## TO BE DONE:
Write out every line of the material exactly as it appears.

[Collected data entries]

++++

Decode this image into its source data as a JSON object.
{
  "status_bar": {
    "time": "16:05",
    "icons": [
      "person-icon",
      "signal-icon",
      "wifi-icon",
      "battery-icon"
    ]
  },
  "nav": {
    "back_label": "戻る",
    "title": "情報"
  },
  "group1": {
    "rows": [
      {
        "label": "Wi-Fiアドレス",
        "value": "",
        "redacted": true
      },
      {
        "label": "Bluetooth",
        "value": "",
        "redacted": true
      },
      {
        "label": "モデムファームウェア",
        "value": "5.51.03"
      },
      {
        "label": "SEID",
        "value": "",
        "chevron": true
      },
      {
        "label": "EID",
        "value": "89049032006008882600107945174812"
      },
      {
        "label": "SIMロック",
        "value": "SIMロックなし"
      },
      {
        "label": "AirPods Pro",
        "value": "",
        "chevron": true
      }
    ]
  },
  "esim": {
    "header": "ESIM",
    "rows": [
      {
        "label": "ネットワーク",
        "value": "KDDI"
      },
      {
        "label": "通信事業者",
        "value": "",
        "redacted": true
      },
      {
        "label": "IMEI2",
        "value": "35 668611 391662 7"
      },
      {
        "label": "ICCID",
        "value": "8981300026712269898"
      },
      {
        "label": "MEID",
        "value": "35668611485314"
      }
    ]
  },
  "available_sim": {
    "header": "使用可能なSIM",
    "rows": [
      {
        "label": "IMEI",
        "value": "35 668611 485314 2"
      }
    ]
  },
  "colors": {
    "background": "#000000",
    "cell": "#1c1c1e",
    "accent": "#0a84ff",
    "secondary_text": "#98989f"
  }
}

++++

## EXERCISE SOLUTION:
Decode this image into its source data as a JSON object.
{
  "status_bar": {
    "time": "16:05",
    "icons": [
      "person-icon",
      "signal-icon",
      "wifi-icon",
      "battery-icon"
    ]
  },
  "nav": {
    "back_label": "戻る",
    "title": "情報"
  },
  "group1": {
    "rows": [
      {
        "label": "Wi-Fiアドレス",
        "value": "",
        "redacted": true
      },
      {
        "label": "Bluetooth",
        "value": "",
        "redacted": true
      },
      {
        "label": "モデムファームウェア",
        "value": "5.51.03"
      },
      {
        "label": "SEID",
        "value": "",
        "chevron": true
      },
      {
        "label": "EID",
        "value": "89049032006008882600107945174812"
      },
      {
        "label": "SIMロック",
        "value": "SIMロックなし"
      },
      {
        "label": "AirPods Pro",
        "value": "",
        "chevron": true
      }
    ]
  },
  "esim": {
    "header": "ESIM",
    "rows": [
      {
        "label": "ネットワーク",
        "value": "KDDI"
      },
      {
        "label": "通信事業者",
        "value": "",
        "redacted": true
      },
      {
        "label": "IMEI2",
        "value": "35 668611 391662 7"
      },
      {
        "label": "ICCID",
        "value": "8981300026712269898"
      },
      {
        "label": "MEID",
        "value": "35668611485314"
      }
    ]
  },
  "available_sim": {
    "header": "使用可能なSIM",
    "rows": [
      {
        "label": "IMEI",
        "value": "35 668611 485314 2"
      }
    ]
  },
  "colors": {
    "background": "#000000",
    "cell": "#1c1c1e",
    "accent": "#0a84ff",
    "secondary_text": "#98989f"
  }
}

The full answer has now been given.